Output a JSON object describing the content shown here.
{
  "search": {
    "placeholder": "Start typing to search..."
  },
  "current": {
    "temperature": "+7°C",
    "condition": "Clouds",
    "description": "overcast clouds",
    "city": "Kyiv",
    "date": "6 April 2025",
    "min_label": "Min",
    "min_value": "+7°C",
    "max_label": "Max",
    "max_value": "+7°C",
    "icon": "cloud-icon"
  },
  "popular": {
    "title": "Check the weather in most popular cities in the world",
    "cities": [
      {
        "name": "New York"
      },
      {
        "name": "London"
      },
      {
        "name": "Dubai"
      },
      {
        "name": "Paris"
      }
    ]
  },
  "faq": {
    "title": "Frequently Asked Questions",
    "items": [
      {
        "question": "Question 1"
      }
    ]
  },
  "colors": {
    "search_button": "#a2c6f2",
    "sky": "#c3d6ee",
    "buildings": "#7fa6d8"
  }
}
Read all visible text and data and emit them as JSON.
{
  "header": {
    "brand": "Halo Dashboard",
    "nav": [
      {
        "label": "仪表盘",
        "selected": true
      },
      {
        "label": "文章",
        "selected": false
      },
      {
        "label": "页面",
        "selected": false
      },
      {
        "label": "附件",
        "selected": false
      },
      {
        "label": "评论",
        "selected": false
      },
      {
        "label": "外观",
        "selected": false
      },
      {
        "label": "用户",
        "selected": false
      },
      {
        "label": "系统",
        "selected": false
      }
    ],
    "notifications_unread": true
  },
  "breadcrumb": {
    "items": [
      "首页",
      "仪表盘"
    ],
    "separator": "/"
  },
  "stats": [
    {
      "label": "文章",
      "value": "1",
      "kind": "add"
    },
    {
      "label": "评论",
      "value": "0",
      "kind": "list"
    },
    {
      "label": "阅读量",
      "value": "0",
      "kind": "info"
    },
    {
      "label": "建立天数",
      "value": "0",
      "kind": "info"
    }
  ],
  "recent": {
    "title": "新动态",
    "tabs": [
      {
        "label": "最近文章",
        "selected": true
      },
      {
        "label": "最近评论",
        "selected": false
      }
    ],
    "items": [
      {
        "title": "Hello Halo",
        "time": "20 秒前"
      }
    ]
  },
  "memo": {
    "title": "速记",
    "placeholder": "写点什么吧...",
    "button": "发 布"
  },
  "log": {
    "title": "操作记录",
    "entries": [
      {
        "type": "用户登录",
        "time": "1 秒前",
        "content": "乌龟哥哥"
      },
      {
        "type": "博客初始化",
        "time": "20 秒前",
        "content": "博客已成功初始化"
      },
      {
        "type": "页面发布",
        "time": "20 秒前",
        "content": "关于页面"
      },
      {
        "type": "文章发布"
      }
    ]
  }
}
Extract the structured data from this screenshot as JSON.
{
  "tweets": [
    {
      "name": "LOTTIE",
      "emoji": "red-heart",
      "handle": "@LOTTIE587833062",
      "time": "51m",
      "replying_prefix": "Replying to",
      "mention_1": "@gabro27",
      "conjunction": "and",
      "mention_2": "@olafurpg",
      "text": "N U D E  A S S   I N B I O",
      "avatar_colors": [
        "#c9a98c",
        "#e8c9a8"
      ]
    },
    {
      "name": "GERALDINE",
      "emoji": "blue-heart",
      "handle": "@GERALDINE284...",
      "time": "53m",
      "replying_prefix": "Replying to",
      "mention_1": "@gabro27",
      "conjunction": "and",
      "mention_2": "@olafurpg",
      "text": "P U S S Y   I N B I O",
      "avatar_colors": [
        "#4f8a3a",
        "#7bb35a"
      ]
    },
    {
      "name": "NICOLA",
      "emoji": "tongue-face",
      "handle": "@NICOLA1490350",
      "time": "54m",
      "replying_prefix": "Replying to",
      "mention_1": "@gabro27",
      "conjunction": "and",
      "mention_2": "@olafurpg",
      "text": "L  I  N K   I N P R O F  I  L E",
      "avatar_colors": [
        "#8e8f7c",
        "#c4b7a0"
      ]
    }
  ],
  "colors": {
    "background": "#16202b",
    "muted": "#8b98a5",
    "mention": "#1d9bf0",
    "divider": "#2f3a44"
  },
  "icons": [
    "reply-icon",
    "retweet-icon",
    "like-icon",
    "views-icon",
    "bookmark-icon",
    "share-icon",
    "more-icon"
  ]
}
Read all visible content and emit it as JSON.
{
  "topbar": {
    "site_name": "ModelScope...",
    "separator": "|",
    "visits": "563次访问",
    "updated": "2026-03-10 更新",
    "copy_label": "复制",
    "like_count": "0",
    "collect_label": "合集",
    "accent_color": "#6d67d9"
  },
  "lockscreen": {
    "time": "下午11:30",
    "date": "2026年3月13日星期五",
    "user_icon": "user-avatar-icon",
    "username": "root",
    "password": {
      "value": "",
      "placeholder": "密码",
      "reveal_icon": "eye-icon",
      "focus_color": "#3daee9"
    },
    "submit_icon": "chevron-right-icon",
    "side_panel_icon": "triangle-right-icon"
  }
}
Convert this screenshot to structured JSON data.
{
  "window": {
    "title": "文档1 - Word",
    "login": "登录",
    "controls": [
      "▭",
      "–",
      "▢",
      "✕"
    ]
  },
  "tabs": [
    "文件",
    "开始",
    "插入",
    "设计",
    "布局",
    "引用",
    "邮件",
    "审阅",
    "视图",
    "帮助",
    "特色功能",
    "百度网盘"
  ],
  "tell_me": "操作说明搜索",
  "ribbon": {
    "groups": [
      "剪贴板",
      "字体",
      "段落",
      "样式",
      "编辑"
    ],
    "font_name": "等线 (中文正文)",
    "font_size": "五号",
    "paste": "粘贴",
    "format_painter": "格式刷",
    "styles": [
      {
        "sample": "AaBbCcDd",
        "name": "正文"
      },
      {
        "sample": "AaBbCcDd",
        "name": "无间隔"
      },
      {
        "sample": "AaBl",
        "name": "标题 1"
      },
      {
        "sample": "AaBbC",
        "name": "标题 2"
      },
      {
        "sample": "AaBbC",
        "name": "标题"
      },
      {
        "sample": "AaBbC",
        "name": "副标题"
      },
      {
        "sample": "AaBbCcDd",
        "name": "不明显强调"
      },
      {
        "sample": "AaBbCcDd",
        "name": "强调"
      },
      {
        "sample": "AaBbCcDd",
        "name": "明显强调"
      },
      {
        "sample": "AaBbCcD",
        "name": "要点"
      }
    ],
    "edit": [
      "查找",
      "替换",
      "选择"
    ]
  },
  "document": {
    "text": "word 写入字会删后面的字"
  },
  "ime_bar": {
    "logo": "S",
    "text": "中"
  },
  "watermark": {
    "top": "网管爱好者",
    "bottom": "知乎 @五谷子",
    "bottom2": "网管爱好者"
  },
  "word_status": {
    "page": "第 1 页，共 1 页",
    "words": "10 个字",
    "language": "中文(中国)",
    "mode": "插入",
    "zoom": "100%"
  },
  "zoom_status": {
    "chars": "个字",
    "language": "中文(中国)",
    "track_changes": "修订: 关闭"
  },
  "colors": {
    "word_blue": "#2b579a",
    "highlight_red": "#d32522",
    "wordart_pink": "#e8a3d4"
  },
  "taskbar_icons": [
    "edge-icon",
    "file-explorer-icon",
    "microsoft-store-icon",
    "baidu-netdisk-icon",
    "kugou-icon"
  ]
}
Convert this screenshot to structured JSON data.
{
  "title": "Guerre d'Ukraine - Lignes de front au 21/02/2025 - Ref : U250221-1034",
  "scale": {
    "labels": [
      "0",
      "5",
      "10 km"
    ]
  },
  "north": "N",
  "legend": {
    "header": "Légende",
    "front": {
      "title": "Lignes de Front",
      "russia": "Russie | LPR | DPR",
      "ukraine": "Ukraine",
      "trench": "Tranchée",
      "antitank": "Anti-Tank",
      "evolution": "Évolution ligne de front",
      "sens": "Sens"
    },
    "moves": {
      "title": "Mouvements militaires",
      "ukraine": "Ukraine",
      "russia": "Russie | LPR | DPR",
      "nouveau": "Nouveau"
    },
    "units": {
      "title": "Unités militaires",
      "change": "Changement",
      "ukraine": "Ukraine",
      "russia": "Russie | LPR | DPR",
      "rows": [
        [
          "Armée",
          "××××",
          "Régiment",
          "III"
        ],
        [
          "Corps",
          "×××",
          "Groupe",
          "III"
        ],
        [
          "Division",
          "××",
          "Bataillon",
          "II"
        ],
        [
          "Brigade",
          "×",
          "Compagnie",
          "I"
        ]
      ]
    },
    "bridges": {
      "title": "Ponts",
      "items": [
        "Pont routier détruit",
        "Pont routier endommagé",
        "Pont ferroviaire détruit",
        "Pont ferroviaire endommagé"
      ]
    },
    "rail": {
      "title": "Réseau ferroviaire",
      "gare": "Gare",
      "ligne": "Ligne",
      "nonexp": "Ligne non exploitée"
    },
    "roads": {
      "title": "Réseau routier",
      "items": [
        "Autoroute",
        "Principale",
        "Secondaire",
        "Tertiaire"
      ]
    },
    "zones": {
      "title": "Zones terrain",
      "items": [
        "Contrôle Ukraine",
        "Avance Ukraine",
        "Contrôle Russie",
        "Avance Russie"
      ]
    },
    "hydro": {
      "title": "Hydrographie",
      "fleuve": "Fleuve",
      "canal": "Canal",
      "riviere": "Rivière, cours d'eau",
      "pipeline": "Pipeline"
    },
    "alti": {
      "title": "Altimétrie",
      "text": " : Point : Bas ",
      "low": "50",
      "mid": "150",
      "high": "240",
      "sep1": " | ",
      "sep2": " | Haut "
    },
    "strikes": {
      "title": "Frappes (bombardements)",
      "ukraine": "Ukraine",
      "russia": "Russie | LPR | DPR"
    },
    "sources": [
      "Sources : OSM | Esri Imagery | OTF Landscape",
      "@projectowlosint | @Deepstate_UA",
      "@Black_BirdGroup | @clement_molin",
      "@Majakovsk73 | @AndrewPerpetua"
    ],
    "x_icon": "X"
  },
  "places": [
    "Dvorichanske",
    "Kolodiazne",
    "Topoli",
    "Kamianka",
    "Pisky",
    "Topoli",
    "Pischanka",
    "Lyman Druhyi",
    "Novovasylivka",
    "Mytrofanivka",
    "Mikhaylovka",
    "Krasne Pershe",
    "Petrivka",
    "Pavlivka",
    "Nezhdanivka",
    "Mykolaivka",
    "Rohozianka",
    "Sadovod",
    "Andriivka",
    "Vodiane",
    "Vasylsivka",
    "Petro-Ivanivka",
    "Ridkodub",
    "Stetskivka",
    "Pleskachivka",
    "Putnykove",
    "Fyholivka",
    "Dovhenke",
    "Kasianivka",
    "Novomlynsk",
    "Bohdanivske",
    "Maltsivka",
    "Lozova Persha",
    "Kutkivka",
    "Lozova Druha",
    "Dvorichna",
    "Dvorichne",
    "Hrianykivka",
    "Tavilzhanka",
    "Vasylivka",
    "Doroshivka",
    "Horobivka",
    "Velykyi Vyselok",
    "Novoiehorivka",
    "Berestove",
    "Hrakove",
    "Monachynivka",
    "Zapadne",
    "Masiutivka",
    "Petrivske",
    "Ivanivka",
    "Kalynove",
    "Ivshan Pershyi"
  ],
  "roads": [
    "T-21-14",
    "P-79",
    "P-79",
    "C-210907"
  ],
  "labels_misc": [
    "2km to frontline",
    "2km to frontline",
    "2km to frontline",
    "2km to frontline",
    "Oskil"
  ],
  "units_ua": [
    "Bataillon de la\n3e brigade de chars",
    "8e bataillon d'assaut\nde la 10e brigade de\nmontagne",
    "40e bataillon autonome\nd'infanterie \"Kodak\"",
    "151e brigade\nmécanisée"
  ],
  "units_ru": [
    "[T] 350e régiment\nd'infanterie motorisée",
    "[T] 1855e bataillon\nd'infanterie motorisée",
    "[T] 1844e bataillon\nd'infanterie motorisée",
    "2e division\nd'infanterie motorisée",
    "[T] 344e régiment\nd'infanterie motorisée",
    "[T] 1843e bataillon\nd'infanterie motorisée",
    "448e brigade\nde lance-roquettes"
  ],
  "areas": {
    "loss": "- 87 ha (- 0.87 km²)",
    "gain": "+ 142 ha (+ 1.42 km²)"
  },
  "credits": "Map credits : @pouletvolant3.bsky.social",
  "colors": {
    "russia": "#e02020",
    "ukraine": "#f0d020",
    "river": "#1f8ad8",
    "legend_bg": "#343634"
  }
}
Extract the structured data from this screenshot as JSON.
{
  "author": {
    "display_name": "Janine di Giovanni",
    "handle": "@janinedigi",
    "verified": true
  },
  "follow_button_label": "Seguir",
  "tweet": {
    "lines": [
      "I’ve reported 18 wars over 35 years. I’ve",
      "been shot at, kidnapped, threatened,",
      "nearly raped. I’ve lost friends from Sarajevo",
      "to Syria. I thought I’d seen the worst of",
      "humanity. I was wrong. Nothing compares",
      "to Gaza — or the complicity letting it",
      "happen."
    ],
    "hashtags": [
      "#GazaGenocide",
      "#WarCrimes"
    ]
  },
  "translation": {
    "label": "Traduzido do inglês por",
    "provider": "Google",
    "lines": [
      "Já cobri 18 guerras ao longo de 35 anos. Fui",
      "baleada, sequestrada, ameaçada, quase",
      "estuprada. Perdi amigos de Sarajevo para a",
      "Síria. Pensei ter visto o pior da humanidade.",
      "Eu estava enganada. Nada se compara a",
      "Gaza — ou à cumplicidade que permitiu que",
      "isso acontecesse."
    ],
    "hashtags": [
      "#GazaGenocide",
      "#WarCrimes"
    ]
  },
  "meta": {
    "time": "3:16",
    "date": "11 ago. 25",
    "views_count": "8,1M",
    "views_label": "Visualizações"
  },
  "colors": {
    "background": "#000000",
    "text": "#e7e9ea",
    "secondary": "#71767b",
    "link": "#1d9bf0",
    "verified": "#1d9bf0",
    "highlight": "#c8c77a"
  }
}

(TO BE DONE): Pick each line holding the word "true" out of the listing.

(EXERCISE SOLUTION):
        "selected": true
    "notifications_unread": true
        "selected": true
    "verified": true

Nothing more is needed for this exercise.